DIRECTIONS FOR THIS TASK -> Scan the records below. List lines holding "Splošna".

DATA SECTION ->
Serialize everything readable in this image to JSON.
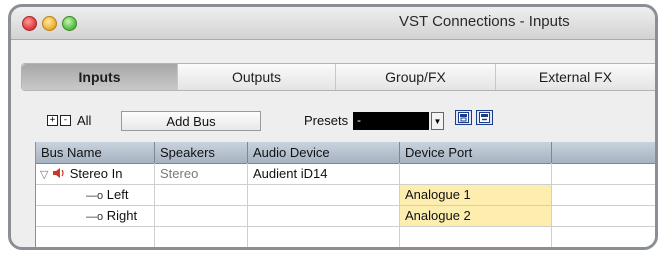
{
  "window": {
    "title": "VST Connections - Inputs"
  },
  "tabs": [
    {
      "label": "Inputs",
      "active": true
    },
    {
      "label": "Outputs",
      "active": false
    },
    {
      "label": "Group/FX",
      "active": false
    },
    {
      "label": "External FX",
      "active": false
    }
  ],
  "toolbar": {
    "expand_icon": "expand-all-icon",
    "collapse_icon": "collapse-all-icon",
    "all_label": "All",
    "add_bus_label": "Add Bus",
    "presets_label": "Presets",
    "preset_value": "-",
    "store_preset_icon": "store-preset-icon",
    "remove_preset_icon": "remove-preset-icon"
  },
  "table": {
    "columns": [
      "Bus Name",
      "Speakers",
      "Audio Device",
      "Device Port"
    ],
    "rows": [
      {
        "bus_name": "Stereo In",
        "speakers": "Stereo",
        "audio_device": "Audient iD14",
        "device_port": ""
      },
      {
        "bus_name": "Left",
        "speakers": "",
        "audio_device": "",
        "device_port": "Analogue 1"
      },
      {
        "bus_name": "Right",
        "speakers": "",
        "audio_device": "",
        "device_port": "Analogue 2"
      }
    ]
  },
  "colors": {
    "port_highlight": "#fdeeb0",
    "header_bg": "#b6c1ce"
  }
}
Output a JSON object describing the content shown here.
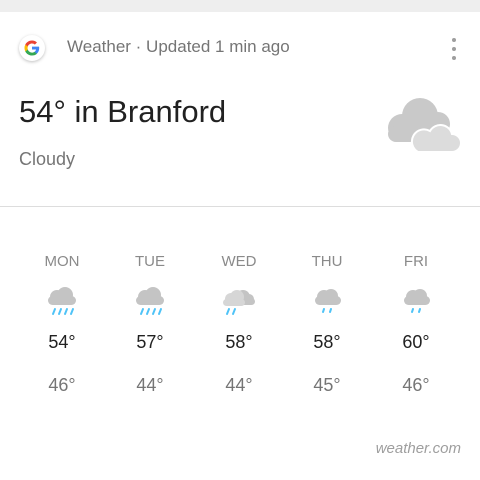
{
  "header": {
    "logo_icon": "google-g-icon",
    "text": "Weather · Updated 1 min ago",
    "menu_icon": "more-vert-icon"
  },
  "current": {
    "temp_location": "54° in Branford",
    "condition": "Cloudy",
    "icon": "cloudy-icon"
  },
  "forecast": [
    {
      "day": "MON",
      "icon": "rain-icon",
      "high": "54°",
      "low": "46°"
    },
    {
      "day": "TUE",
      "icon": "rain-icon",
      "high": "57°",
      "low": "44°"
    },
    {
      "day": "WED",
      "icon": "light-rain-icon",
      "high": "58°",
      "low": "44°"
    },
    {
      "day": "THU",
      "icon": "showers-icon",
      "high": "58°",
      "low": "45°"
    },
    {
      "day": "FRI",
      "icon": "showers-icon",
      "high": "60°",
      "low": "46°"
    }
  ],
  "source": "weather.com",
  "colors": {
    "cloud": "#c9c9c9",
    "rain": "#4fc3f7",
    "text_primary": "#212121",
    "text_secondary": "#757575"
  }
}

...

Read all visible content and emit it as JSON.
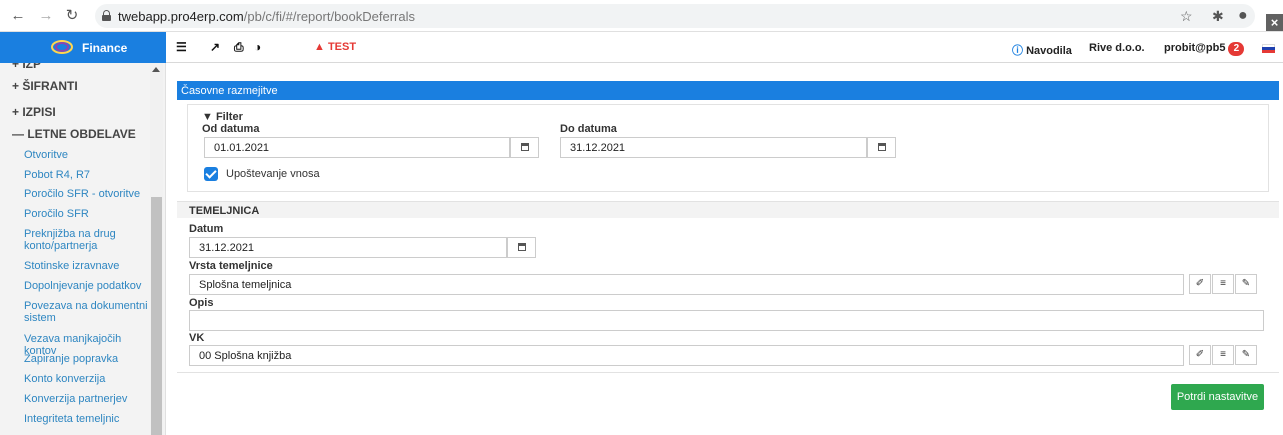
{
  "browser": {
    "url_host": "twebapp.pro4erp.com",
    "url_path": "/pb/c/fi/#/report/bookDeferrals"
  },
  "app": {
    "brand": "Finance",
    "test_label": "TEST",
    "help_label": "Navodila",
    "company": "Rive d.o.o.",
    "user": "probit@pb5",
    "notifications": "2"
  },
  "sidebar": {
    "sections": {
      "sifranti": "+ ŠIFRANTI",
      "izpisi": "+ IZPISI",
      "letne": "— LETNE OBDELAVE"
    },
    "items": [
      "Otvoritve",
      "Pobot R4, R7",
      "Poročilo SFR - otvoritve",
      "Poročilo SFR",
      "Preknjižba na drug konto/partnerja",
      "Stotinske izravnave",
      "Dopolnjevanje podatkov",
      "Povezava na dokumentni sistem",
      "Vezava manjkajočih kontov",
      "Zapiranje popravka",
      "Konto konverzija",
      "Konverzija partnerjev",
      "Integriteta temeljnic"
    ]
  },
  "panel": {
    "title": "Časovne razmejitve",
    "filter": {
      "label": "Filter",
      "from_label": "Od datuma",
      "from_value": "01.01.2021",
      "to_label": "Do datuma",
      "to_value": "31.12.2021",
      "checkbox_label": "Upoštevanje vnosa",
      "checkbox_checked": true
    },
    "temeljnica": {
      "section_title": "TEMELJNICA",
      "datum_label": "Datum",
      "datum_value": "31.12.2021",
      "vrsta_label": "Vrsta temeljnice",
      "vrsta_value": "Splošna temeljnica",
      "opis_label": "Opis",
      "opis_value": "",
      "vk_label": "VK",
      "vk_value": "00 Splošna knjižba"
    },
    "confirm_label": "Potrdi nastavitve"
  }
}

* * *

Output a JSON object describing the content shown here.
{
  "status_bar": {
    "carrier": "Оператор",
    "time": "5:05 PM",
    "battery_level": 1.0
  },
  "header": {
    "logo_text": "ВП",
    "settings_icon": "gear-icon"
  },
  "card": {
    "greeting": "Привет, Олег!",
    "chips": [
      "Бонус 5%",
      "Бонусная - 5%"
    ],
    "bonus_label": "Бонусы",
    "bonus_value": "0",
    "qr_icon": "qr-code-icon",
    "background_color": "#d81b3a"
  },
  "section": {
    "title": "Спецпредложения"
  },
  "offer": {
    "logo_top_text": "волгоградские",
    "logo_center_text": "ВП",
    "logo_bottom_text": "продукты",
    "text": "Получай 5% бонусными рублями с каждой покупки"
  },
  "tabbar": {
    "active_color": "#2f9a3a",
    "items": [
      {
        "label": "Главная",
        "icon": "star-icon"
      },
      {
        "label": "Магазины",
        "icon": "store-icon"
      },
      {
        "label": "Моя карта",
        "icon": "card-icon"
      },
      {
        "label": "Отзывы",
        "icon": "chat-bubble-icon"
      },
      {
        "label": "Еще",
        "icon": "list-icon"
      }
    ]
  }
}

RESPONSE TO THE EXERCISE ->
      "vrsta_value": "Splošna temeljnica",
      "vk_value": "00 Splošna knjižba"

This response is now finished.